**Problem requirements**: Below are entries. Pull out all lines containing "this".

Begin Dataset rows

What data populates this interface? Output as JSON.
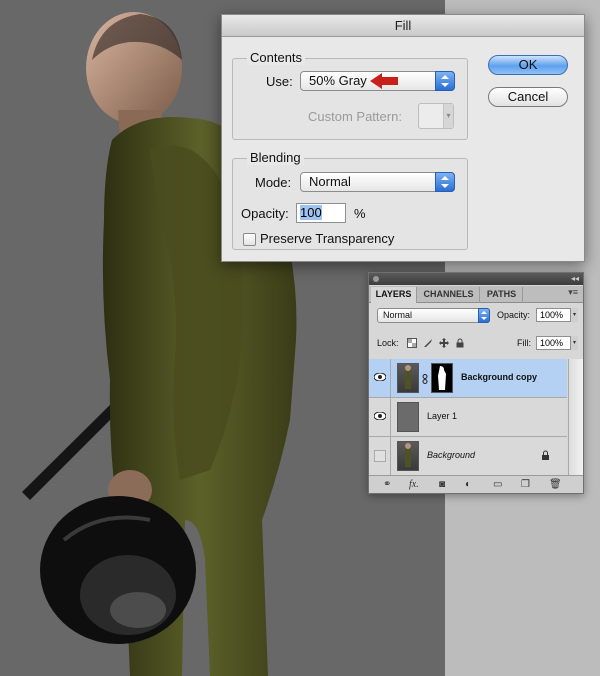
{
  "dialog": {
    "title": "Fill",
    "contents_label": "Contents",
    "use_label": "Use:",
    "use_value": "50% Gray",
    "custom_pattern_label": "Custom Pattern:",
    "blending_label": "Blending",
    "mode_label": "Mode:",
    "mode_value": "Normal",
    "opacity_label": "Opacity:",
    "opacity_value": "100",
    "opacity_unit": "%",
    "preserve_label": "Preserve Transparency",
    "preserve_checked": false,
    "ok_label": "OK",
    "cancel_label": "Cancel"
  },
  "layers_panel": {
    "tabs": [
      "LAYERS",
      "CHANNELS",
      "PATHS"
    ],
    "blend_mode": "Normal",
    "opacity_label": "Opacity:",
    "opacity_value": "100%",
    "lock_label": "Lock:",
    "fill_label": "Fill:",
    "fill_value": "100%",
    "layers": [
      {
        "name": "Background copy",
        "visible": true,
        "selected": true,
        "has_mask": true
      },
      {
        "name": "Layer 1",
        "visible": true,
        "selected": false
      },
      {
        "name": "Background",
        "visible": false,
        "selected": false,
        "locked": true
      }
    ],
    "footer_icons": [
      "link-icon",
      "fx-icon",
      "mask-icon",
      "adjustment-icon",
      "group-icon",
      "new-layer-icon",
      "trash-icon"
    ],
    "footer_fx": "fx."
  },
  "colors": {
    "background_gray": "#686868",
    "right_gray": "#bcbcbc",
    "jacket_olive": "#4f5226",
    "selection_blue": "#b4d0f3",
    "red_arrow": "#c8201a"
  }
}
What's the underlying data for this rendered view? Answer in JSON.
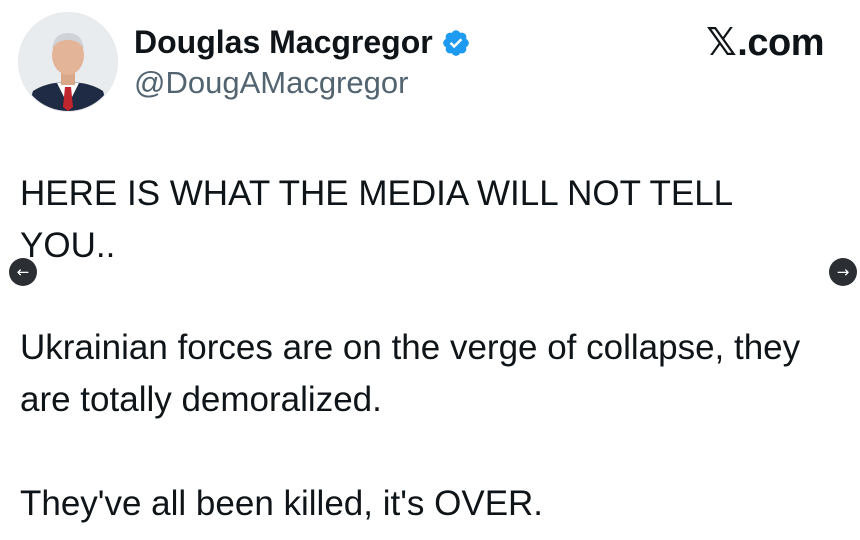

End Dataset rows

**Reply to the exercise**:
What data populates this interface? Output as JSON.
What's the underlying data for this rendered view? Answer in JSON.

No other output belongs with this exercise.